The militarization of local law enforcement

One of the many disturbing trends since 9/11 is the steady militarization of our domestic police. Thanks to loads of money and equipment funneled through Homeland Security to local communities, local police are increasingly using military weaponry designed for “combating terrorism” for everyday police work.

According to Rizer and Hartmann writing for the Atlantic, before 9/11, small-town police officers had a standard shotgun, and possibly a high-powered rifle, and a surplus M-16, for use by the supervising officer. But now, police officers “routinely walk the beat armed with assault rifles and garbed in black full-battle uniforms.” Both large and small police departments have “acquired bazookas, machine guns, and even mini-tanks for use in domestic police work.”

Besides local police departments stocking up on military weaponry, military training is causing the police to exhibit more aggressive behavior. One recent example is the assault with military grade pepper spray, by a member of a university police force, on peaceful student protestors who were exercising their first amendment rights. Another is the Tampa police rolling out a tank-like vehicle at an Occupy encampment in a park in downtown Tampa.

The Tampa police deployed the massive 12-ton vehicle—one that is supposed to be used for rescuing people in a natural disaster or during a terrorist attack—to intimidate people at a small-scale peaceful protest. This vehicle was purchased from the military and paid for with a Federal security grant, according to the City of Tampa website. It was also underwritten by local corporations. (The city also purchased another smaller amphibious, bulletproof military vehicle equipped with a rotatable 360-degree platform, which can be used to mount a weapon.)

Corporate logos on Tampa police tank

Instead of walking the beat and communicating with residents, police are wearing bulletproof vests, riot gear, dark goggles, and masks even for routine work. S.W.A.T. teams are no longer used for extreme situations, but are used for everyday policing, including serving warrants. Instead of connecting with the community, the police are separating themselves psychologically from the communities they serve. As they become more like the military, they take on a dangerous mindset reserved for soldiers—one that is focused on killing an enemy.

◇ ◇ ◇ ◇ ◇

__Given request 1__. According to the passage on police militarization, what items are police now wearing even for routine work? List every one.
__Given request 2__. Write a continuation of the passage on police militarization, beginning after its final sentence.

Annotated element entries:
◇ ◇ ◇ ◇ ◇

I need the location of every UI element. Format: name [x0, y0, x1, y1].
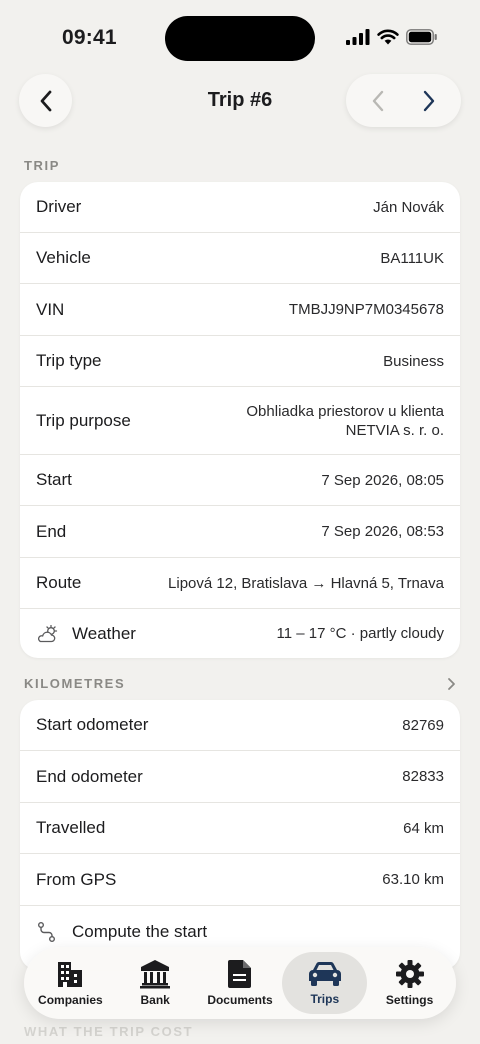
row-value: 11 – 17 °C · partly cloudy	[276, 625, 444, 642]
gear-icon	[395, 960, 424, 988]
car-icon	[308, 961, 341, 986]
row-label: Start	[36, 470, 72, 489]
document-icon	[227, 960, 251, 988]
vehicle-row[interactable]: Vehicle BA111UK	[20, 233, 460, 284]
tab-documents[interactable]: Documents	[198, 952, 283, 1014]
row-value: TMBJJ9NP7M0345678	[288, 301, 444, 318]
section-title: TRIP	[24, 158, 61, 173]
row-value: 7 Sep 2026, 08:05	[321, 471, 444, 489]
battery-icon	[406, 29, 437, 45]
next-trip-button[interactable]	[409, 81, 449, 121]
chevron-left-icon	[372, 90, 383, 111]
row-label: Weather	[72, 623, 136, 643]
row-label: Driver	[36, 197, 82, 216]
tab-trips[interactable]: Trips	[282, 952, 368, 1014]
row-value: Business	[383, 352, 444, 370]
vin-row[interactable]: VIN TMBJJ9NP7M0345678	[20, 284, 460, 336]
status-time: 09:41	[62, 26, 117, 49]
tab-companies[interactable]: Companies	[28, 952, 113, 1014]
previous-trip-button[interactable]	[358, 81, 398, 121]
end-odometer-row[interactable]: End odometer 82833	[20, 751, 460, 803]
row-value: Obhliadka priestorov u klienta NETVIA s.…	[246, 402, 444, 440]
row-label: Compute the start	[72, 922, 208, 941]
trip-details-card: Driver Ján Novák Vehicle BA111UK VIN TMB…	[20, 182, 460, 658]
weather-row[interactable]: Weather 11 – 17 °C · partly cloudy	[20, 609, 460, 658]
row-label: Vehicle	[36, 248, 91, 267]
row-value: 64 km	[403, 819, 444, 837]
row-value: Ján Novák	[373, 198, 444, 216]
end-row[interactable]: End 7 Sep 2026, 08:53	[20, 506, 460, 558]
row-value: 7 Sep 2026, 08:53	[321, 523, 444, 540]
tab-settings[interactable]: Settings	[367, 952, 452, 1014]
status-bar: 09:41	[0, 0, 480, 76]
trip-purpose-row[interactable]: Trip purpose Obhliadka priestorov u klie…	[20, 387, 460, 455]
chevron-right-icon	[448, 677, 455, 690]
signal-icon	[346, 29, 370, 45]
partly-cloudy-icon	[38, 624, 58, 642]
row-label: End	[36, 521, 67, 541]
wifi-icon	[377, 29, 399, 45]
building-icon	[58, 962, 83, 987]
row-label: Start odometer	[36, 715, 149, 734]
trip-section-header: TRIP	[24, 158, 456, 173]
cost-section-header: WHAT THE TRIP COST	[24, 1024, 194, 1039]
section-title: KILOMETRES	[24, 676, 126, 691]
row-value: Lipová 12, Bratislava → Hlavná 5, Trnava	[168, 574, 444, 592]
dynamic-island	[165, 16, 315, 61]
trip-pager	[346, 74, 461, 127]
kilometres-section-header[interactable]: KILOMETRES	[24, 676, 456, 691]
row-label: Travelled	[36, 818, 106, 837]
row-label: VIN	[36, 299, 65, 319]
start-row[interactable]: Start 7 Sep 2026, 08:05	[20, 455, 460, 506]
row-value: 82833	[402, 768, 444, 785]
row-label: Route	[36, 573, 82, 592]
row-label: Trip type	[36, 351, 102, 370]
row-label: End odometer	[36, 766, 143, 786]
row-label: From GPS	[36, 869, 117, 889]
driver-row[interactable]: Driver Ján Novák	[20, 182, 460, 233]
purpose-line-2: NETVIA s. r. o.	[345, 421, 444, 439]
tab-label: Settings	[385, 993, 434, 1007]
weather-label-group: Weather	[36, 624, 136, 644]
row-value: 63.10 km	[382, 871, 444, 888]
bank-icon	[140, 960, 171, 989]
row-value: 82769	[402, 716, 444, 734]
trip-type-row[interactable]: Trip type Business	[20, 336, 460, 387]
from-gps-row[interactable]: From GPS 63.10 km	[20, 854, 460, 906]
chevron-right-icon	[424, 90, 435, 111]
tab-bank[interactable]: Bank	[113, 952, 198, 1014]
row-label: Trip purpose	[36, 410, 131, 430]
compute-label-group: Compute the start	[36, 921, 207, 943]
tab-label: Trips	[310, 992, 340, 1006]
tab-label: Companies	[38, 993, 103, 1007]
status-icons	[346, 29, 438, 45]
travelled-row[interactable]: Travelled 64 km	[20, 803, 460, 854]
tab-label: Bank	[140, 993, 170, 1007]
tab-label: Documents	[207, 993, 273, 1007]
route-icon	[38, 922, 55, 942]
route-row[interactable]: Route Lipová 12, Bratislava → Hlavná 5, …	[20, 558, 460, 609]
row-value: BA111UK	[380, 249, 444, 267]
tab-bar: Companies Bank Documents Trips Settings	[24, 947, 456, 1019]
kilometres-card: Start odometer 82769 End odometer 82833 …	[20, 700, 460, 970]
start-odometer-row[interactable]: Start odometer 82769	[20, 700, 460, 751]
purpose-line-1: Obhliadka priestorov u klienta	[246, 402, 444, 420]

◇ ◇ ◇ ◇ ◇

__Response 1__.
- Bulletproof vests
- Riot gear
- Dark goggles
- Masks

__Response 2__.
Rizer and Hartmann report that we are witnessing a fundamental change in the nature of law enforcement. When a police officer takes someone into custody, they  consider him or her innocent until proven guilty. They are expected to protect the civil liberties of all citizens, even the vilest of criminals. Lethal violence is an absolute last resort.  Soldiers, on the other hand, are trained to identify two groups—the enemy and the non-enemy. Once identified, they kill the enemy. The blurring of the line between police and military is influencing, in a negative way, how the police engage with people in their communities.

This blurring also opens up the country to other dangers. With local police being given military equipment, weapons and training, there is little difference between them and the military itself. Thus, it makes it easier for an administration, if it so choses, to bypass the Posse Comitatus Act of 1878 effectively eliminating the need to declare martial law. This is not a good trend. In mid November, 18 cities coordinated attacks on Occupy encampments. The origin of those coordinated attacks is not known at this time.

Glenn Greenwald, writing at Salon, sees a relationship between the growing militarization of the police and the growing economic unrest in the country:

It was only a matter of time before a coordinated police crackdown was imposed to end the Occupy encampments. Law enforcement officials and policy-makers in America know full well that serious protests — and more — are inevitable given the economic tumult and suffering the U.S. has seen over the last three years (and will continue to see for the foreseeable future). A country cannot radically reduce quality-of-life expectations, devote itself to the interests of its super-rich, and all but eliminate its middle class without triggering sustained citizen fury.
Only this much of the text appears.